#### WHAT YOU NEED TO DO:
Filter for the word "label" and keep each matching line.

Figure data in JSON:
/---
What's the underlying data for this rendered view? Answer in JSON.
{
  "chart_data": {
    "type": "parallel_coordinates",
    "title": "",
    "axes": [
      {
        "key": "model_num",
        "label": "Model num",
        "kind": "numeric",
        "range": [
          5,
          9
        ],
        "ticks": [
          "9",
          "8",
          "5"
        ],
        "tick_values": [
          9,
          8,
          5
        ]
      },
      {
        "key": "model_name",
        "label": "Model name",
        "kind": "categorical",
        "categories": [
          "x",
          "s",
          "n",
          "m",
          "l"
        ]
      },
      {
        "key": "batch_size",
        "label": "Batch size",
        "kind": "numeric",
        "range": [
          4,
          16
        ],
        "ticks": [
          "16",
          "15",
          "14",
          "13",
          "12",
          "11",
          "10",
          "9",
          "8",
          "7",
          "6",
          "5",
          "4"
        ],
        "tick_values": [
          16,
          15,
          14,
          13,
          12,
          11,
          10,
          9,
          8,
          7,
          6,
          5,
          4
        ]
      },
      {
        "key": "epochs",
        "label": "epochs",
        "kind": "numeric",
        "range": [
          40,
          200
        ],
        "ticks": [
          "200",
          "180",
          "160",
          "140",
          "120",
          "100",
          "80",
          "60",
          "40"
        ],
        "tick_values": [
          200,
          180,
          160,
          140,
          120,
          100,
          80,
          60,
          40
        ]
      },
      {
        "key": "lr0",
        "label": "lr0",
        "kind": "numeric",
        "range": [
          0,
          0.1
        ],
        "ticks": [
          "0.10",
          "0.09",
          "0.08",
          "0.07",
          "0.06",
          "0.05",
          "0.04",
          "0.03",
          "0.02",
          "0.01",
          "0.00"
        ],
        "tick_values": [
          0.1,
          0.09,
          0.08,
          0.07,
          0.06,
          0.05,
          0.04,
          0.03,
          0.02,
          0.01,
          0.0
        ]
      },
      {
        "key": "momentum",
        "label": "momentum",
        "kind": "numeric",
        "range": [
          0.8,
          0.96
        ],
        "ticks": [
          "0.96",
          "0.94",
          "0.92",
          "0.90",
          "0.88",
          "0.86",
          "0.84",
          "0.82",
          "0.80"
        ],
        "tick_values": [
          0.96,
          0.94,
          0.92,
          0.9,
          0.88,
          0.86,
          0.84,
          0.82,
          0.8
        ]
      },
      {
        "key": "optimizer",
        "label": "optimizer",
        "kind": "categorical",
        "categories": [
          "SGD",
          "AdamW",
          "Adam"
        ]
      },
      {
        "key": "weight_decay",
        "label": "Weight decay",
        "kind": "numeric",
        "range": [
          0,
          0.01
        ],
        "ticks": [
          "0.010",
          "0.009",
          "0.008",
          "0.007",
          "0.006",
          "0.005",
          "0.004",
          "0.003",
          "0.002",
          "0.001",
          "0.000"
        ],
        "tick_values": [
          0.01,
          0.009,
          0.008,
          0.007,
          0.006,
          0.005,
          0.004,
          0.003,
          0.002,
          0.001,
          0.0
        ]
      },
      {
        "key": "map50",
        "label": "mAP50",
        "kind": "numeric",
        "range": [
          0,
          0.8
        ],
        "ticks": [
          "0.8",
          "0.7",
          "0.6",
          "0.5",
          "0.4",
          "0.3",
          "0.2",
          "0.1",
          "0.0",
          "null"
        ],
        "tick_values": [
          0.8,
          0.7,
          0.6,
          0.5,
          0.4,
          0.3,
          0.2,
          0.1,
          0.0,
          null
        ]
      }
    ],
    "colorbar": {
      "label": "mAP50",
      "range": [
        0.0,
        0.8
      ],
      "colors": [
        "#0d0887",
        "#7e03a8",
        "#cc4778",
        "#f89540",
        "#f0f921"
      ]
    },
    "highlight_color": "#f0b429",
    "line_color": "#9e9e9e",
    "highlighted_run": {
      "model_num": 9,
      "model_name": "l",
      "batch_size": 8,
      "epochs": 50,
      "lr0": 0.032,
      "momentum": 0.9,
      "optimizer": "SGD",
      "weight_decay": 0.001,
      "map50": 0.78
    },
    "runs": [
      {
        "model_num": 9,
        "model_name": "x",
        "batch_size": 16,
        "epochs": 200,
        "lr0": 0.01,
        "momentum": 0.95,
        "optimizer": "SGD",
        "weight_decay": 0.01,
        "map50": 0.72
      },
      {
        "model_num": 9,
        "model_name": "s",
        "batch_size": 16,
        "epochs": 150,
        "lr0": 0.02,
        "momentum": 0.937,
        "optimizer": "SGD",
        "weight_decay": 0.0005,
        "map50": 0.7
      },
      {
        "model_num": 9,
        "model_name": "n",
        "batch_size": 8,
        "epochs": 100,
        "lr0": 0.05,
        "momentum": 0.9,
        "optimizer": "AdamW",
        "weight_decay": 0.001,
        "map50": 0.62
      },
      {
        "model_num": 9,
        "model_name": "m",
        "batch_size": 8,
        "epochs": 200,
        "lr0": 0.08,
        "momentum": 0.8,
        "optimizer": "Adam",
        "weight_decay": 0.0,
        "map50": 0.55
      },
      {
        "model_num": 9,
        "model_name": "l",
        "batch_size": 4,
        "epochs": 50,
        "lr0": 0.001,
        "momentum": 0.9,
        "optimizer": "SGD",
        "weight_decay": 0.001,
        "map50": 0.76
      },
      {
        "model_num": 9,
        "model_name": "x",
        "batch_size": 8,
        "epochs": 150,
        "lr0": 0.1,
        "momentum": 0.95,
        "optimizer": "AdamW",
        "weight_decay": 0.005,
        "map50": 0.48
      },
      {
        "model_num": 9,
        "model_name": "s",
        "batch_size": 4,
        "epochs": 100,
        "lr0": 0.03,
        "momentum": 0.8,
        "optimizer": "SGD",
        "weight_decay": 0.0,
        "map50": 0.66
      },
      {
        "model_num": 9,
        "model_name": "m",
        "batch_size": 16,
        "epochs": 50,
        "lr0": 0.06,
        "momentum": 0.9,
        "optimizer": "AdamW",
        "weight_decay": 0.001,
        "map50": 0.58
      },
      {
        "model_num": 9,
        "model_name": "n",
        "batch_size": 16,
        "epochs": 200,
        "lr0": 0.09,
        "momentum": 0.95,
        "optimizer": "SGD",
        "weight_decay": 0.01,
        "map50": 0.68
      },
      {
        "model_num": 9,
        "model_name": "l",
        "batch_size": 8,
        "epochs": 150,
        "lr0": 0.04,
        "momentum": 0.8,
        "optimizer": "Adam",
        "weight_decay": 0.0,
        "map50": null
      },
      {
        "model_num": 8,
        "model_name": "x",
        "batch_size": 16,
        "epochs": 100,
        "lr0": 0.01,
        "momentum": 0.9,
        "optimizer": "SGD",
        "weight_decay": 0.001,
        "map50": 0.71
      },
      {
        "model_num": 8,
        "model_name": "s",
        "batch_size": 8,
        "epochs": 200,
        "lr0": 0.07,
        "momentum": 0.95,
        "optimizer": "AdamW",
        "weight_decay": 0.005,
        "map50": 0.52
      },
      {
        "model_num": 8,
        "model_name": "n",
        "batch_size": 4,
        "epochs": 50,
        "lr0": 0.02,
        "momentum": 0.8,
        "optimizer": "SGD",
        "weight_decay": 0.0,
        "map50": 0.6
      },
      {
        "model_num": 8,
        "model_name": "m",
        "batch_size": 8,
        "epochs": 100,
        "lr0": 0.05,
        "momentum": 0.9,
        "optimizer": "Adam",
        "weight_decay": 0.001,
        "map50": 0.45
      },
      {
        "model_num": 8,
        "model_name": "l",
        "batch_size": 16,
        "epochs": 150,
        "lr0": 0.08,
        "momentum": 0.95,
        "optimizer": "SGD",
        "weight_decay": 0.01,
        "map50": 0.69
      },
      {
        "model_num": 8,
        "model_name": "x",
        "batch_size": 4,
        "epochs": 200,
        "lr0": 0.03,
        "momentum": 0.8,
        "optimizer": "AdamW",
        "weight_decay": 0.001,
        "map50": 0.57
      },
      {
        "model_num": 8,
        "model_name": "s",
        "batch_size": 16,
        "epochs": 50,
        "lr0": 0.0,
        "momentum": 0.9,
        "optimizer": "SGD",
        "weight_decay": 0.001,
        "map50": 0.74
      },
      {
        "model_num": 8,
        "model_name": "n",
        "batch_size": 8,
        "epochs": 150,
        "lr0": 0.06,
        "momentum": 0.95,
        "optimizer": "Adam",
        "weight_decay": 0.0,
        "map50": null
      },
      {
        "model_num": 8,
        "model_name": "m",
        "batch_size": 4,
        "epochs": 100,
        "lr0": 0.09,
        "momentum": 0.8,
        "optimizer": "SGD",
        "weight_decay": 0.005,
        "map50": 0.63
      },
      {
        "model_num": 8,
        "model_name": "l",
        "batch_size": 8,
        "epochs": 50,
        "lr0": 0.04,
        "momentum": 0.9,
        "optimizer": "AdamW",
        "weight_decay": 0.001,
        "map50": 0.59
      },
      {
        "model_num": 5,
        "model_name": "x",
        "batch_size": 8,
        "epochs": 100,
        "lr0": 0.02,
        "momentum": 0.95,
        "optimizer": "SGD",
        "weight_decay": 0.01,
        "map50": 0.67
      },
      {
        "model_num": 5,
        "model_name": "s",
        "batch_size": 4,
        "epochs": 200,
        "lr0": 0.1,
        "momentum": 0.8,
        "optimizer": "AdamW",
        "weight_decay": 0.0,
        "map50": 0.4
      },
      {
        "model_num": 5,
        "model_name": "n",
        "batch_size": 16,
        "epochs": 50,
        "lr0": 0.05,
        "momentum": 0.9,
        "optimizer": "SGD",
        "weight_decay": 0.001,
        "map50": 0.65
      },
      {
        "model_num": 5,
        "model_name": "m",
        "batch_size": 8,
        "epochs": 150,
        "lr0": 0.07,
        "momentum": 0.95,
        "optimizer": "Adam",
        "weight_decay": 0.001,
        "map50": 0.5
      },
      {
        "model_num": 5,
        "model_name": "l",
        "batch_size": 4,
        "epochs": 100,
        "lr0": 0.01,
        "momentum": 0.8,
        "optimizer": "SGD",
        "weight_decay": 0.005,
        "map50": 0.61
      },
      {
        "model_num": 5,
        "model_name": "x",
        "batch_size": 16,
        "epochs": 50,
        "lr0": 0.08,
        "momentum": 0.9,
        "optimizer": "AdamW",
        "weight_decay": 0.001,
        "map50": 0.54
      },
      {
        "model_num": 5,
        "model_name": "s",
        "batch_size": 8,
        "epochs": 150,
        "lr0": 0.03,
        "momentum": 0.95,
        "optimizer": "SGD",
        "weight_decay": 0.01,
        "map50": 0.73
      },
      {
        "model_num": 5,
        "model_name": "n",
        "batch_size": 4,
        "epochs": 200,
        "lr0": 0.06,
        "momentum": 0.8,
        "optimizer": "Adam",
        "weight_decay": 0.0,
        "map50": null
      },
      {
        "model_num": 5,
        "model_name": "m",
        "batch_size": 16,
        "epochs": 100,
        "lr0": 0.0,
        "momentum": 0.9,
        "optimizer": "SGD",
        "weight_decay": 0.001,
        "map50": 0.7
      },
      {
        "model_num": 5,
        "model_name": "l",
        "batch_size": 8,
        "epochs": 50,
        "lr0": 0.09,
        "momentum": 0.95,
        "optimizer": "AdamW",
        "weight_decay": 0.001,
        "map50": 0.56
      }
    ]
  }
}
\---
#### RESPONSE TO THIS TASK:
        "label": "Model num",
        "label": "Model name",
        "label": "Batch size",
        "label": "epochs",
        "label": "lr0",
        "label": "momentum",
        "label": "optimizer",
        "label": "Weight decay",
        "label": "mAP50",
      "label": "mAP50",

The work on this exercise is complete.